■ **What you will do**:
A: According to the RAID passage, how many hard drives does the RAID 10 example use?
B: Please list, in order, the stages the RAID passage gives for the data path from an expansion card.
C: Write the next part of the RAID passage, picking up after its final sentence.

For it being an expansion card, if it's an expansion card the data is still going HDD > Controller > RAM > CPU Cache (simplified) so the model isn't really complicated by it being a physical expansion card. But add to that, that the data from the Raid Card is served as if it were directly from a hard drive and everything generally already in order, for a software raid, when the data gets to the RAM it's not necessarily in an order and so the CPU has to do work to order that data. It might seem reasonable that if the CPU can handle it that it'd be as fast as a Raid card but you have to order the data before you can use it, with the raid card it is already ordered.

As I said before, the more complicated the raid the more negatively performance is effected for a software raid where for a hardware raid it is positively hit (as long as the raid card supports it). More complex raids with more discs means more discs to read from and to write too, dividing the amount of writing to discs between them, for example a raid 10 with 4 hard drives, the data is split between two raid 1s, however a stream of data potentially can be read from all 4 drives. This sounds like it should be of benefit to both hardware and software raid, but in software raid, you are passing management on to the CPU that has to manage additional organization of the data on both the HDDs (which HDDs to write to, which HDDs to read from) and RAM, once this management has gone passed, even with the benefits of more throughput to and from the HDDs the performance gains are counter-acted to a significant level just from all the additional management.

■ **Supplied material**:
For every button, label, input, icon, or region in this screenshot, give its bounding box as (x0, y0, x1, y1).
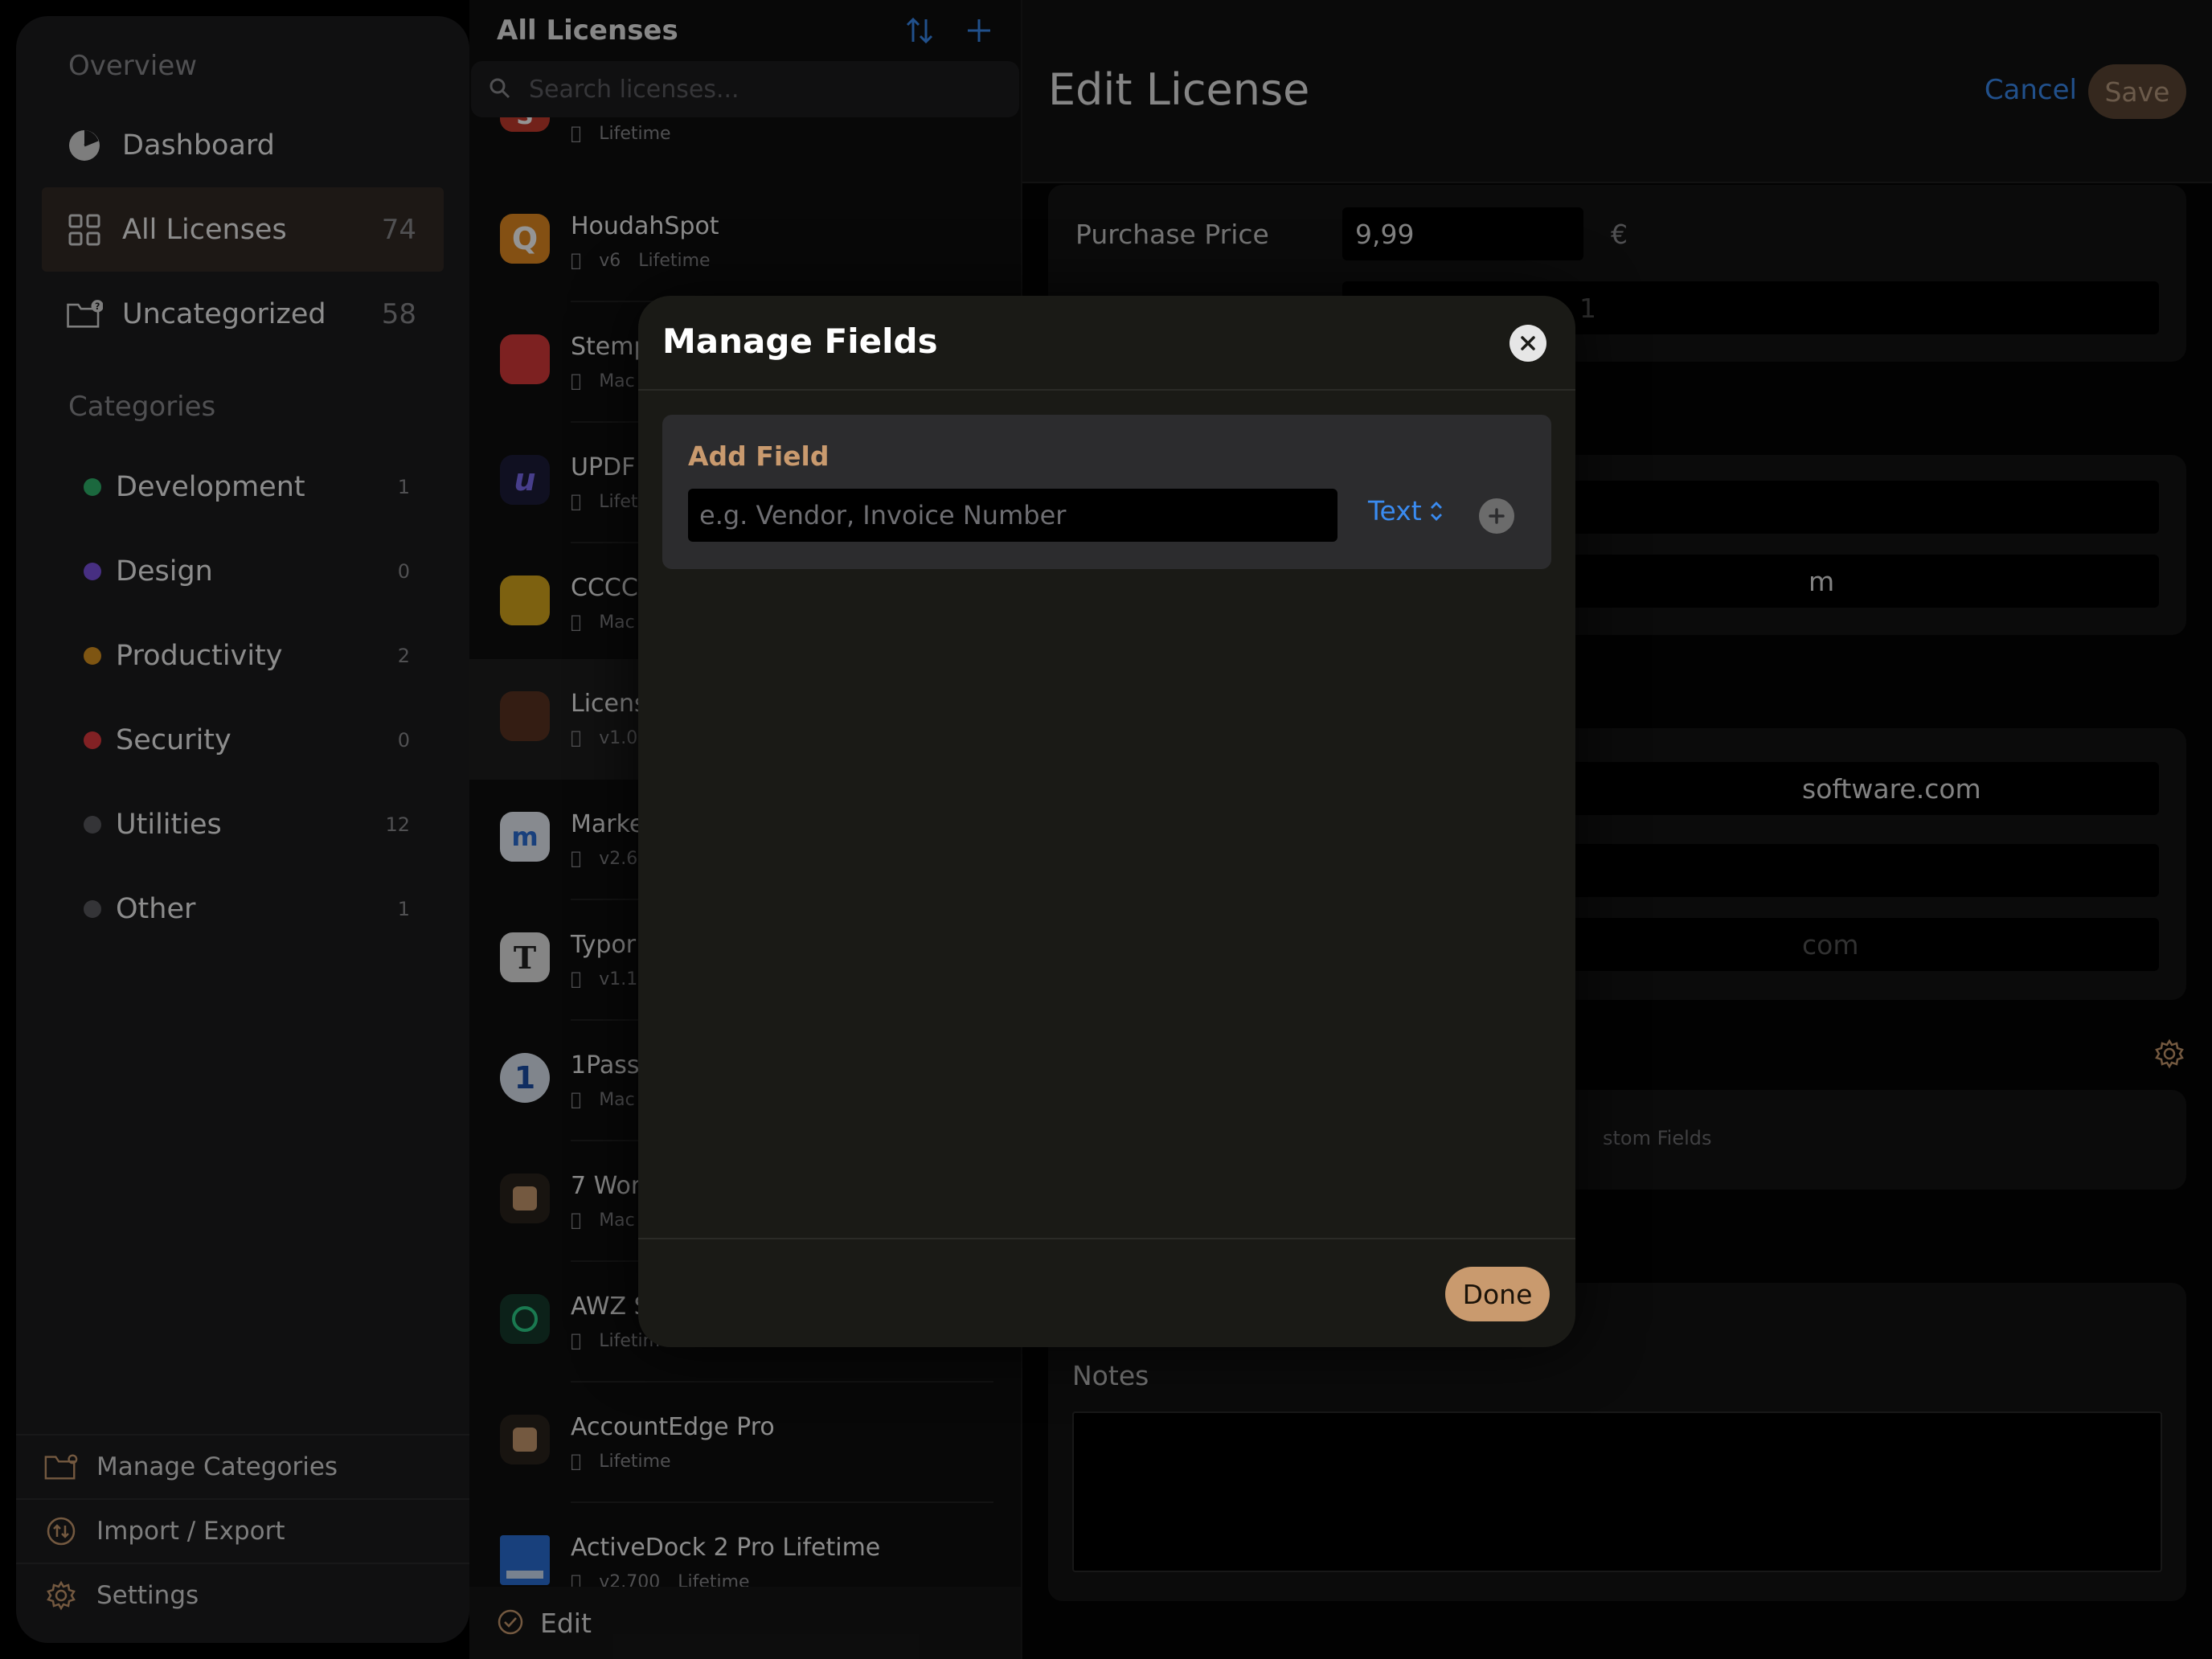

■ **Answers by task**:
A: Four hard drives, with the data split between two RAID 1s.

B: HDD, Controller, RAM, CPU Cache

C:
We have also mentioned that HW is much superior to SW for rebuilds, and if you are running a SAN with more then 4 HDDs the chances are you'll probably see one HDD die at some point, more then 10 HDDs you really need to count on a failed HDD. So you either need to be able to quickly rebuild the raid or have enough hot-spares to handle the lost discs. As mentioned earlier, a raid 0, if it loses a member is completely dead, no matter what kind of raid you are doing while other raids require more then at least 1 disc deaths to be destroyed.

Anyways that is a very long post... while the CPU load might seem reason because the CPU is only 40~60%, remember that the management performed by the H/W card means data streams better to the CPU while in a S/W you read/write data then organize data, then read/write then organize... the CPU load doesn't have to hit 100% for the speeds to become different, even 20% could potentially be enough to see a difference in speed between H/W and S/W raids performance.

Last edited by r3sistance; 01-29-2010 at 05:20 PM.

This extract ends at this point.